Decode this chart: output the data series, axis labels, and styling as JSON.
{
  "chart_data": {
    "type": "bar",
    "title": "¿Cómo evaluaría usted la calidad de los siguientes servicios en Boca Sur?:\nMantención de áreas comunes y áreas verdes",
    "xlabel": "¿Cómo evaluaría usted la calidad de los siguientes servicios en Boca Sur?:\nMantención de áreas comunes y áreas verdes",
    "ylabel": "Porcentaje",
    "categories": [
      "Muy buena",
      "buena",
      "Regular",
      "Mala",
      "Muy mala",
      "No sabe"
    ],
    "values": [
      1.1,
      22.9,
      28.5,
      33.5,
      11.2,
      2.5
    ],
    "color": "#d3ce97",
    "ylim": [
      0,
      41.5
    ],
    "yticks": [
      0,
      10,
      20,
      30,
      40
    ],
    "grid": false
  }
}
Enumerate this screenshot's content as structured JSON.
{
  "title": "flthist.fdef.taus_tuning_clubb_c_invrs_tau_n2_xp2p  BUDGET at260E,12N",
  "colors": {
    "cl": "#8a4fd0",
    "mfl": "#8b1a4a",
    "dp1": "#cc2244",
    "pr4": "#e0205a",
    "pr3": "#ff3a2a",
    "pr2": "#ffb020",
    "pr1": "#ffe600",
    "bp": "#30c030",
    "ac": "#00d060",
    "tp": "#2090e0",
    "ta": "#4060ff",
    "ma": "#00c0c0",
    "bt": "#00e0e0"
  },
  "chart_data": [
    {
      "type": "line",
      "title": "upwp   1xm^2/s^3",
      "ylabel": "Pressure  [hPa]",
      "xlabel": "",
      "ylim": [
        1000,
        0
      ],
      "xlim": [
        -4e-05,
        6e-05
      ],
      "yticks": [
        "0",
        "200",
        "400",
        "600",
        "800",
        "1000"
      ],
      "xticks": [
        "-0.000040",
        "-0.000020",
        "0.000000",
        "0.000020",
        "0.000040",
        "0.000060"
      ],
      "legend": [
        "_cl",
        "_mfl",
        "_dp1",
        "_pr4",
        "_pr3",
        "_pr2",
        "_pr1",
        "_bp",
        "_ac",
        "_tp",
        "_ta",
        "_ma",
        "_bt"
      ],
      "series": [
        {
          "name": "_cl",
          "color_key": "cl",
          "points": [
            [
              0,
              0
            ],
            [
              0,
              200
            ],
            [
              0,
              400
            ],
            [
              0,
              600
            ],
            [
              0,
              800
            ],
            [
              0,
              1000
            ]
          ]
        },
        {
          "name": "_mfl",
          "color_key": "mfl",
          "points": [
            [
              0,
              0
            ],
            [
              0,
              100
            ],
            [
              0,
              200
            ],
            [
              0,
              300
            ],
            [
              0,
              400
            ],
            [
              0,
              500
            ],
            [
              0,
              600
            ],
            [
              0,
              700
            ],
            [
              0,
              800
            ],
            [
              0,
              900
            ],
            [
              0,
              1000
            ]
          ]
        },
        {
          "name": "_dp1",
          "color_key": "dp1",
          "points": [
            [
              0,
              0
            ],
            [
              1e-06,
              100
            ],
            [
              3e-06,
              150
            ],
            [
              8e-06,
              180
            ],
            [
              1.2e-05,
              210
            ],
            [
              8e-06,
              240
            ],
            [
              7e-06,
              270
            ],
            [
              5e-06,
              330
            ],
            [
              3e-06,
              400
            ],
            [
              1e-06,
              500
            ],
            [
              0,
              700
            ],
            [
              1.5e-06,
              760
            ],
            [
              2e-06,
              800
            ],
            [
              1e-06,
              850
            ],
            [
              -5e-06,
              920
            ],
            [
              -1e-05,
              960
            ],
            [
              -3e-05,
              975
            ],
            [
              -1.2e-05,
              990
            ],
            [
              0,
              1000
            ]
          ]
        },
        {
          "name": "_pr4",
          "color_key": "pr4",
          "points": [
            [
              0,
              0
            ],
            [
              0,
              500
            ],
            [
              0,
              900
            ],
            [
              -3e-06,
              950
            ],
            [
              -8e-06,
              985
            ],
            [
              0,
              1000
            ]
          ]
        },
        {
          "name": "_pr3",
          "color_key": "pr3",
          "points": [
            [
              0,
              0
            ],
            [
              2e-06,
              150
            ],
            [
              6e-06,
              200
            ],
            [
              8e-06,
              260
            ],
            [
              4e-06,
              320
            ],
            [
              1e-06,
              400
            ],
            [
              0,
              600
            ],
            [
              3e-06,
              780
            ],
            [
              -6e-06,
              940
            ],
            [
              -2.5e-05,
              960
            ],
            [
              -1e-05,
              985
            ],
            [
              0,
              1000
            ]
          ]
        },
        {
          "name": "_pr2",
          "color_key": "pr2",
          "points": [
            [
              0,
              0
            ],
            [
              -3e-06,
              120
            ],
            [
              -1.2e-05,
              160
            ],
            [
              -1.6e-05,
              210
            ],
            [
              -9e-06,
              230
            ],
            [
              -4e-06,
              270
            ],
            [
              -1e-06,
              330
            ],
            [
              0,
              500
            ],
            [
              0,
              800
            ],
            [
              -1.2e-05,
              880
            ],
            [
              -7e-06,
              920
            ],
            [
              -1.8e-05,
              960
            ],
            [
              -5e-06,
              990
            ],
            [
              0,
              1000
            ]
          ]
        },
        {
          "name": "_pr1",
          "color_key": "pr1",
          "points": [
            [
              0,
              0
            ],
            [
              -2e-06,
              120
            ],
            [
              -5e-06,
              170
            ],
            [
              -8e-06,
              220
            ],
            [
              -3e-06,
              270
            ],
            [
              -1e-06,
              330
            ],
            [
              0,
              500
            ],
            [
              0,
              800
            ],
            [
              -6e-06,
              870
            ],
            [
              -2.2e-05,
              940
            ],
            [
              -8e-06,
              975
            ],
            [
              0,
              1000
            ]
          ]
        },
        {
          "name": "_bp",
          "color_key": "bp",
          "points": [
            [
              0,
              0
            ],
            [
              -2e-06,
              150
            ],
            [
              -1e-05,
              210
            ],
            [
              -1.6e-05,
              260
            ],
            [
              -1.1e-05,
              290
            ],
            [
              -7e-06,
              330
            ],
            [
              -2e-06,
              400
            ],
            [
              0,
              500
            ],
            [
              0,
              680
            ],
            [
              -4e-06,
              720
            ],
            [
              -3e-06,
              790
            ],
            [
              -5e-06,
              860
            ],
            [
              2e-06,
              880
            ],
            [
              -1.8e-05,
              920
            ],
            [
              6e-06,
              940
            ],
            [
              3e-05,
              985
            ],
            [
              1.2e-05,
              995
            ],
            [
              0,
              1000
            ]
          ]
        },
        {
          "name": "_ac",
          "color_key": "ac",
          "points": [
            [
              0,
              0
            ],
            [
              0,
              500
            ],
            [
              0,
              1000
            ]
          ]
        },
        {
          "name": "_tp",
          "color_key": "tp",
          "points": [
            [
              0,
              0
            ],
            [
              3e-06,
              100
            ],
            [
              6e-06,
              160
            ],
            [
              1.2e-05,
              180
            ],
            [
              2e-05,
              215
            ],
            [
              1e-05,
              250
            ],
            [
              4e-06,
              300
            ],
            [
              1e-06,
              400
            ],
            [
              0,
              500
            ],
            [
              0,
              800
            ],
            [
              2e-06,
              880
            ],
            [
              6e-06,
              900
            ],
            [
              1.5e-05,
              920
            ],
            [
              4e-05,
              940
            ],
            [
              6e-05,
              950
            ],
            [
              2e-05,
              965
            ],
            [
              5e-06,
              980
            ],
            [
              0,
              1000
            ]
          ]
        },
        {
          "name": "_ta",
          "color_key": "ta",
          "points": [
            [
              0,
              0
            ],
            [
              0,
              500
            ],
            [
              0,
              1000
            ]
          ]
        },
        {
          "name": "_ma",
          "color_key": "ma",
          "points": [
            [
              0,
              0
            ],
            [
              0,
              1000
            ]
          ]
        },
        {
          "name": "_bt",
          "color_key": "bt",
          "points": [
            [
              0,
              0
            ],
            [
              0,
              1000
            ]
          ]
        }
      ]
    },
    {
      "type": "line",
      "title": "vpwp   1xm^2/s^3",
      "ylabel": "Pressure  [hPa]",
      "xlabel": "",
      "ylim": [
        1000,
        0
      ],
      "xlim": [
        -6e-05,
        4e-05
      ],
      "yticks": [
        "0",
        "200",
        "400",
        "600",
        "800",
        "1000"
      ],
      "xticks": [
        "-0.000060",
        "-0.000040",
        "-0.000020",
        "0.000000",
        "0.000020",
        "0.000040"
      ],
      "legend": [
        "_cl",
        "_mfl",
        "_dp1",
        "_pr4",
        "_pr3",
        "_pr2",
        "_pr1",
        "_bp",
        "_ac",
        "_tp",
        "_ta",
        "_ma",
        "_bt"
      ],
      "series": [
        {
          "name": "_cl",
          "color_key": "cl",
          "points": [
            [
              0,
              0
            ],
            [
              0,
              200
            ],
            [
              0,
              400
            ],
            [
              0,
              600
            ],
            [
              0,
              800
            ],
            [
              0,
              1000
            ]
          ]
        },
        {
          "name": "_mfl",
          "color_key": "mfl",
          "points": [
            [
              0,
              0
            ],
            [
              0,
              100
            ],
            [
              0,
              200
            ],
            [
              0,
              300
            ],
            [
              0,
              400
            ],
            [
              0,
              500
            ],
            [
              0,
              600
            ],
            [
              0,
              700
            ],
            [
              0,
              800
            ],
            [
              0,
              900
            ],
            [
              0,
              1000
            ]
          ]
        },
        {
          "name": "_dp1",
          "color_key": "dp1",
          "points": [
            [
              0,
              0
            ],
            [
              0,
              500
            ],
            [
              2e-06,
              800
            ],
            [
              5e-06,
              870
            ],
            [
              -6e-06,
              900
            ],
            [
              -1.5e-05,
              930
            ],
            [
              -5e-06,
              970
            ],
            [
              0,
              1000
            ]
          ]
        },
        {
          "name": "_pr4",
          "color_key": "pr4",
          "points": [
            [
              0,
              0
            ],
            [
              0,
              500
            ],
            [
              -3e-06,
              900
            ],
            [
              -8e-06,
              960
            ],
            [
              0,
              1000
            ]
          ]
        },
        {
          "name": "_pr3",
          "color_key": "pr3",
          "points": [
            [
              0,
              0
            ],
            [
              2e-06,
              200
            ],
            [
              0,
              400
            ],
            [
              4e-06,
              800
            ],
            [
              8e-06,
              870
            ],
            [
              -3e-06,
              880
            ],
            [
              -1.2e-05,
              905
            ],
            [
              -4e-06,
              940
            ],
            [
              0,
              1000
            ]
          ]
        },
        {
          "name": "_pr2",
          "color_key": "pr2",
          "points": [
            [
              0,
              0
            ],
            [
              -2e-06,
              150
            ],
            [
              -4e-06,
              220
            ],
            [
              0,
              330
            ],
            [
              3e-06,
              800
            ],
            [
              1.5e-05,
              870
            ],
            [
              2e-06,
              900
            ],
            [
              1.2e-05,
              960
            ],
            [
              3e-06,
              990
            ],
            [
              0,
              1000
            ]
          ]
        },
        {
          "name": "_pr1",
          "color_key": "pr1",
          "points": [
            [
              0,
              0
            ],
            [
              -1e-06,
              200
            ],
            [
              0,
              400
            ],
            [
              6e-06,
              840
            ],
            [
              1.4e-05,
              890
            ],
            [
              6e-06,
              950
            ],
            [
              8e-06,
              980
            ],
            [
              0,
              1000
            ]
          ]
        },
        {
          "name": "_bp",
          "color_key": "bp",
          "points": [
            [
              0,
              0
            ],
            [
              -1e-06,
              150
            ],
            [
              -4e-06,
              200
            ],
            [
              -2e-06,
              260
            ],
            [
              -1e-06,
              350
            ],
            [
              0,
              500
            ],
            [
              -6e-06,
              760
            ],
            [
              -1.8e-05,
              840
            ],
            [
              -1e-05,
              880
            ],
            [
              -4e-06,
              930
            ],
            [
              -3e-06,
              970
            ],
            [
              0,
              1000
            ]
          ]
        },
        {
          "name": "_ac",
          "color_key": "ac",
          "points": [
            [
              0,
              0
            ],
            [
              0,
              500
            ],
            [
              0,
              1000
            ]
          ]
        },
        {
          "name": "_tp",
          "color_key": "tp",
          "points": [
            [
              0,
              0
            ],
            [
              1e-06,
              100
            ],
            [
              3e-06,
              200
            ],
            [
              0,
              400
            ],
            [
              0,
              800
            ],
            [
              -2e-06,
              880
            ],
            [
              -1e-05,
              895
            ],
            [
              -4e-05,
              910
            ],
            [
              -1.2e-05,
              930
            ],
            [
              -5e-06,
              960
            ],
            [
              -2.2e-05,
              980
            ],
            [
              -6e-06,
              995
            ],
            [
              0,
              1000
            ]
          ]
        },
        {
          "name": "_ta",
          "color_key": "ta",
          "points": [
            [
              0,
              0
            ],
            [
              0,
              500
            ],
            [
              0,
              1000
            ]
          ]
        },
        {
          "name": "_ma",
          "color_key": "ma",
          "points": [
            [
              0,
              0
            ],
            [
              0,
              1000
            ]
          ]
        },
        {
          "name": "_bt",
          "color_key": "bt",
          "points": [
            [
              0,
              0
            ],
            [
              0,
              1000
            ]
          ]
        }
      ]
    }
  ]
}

§

### SET TASK
Extract every line above containing the word "comunes".

### PROBLEM SOLUTION
    "title": "¿Cómo evaluaría usted la calidad de los siguientes servicios en Boca Sur?:\nMantención de áreas comunes y áreas verdes",
    "xlabel": "¿Cómo evaluaría usted la calidad de los siguientes servicios en Boca Sur?:\nMantención de áreas comunes y áreas verdes",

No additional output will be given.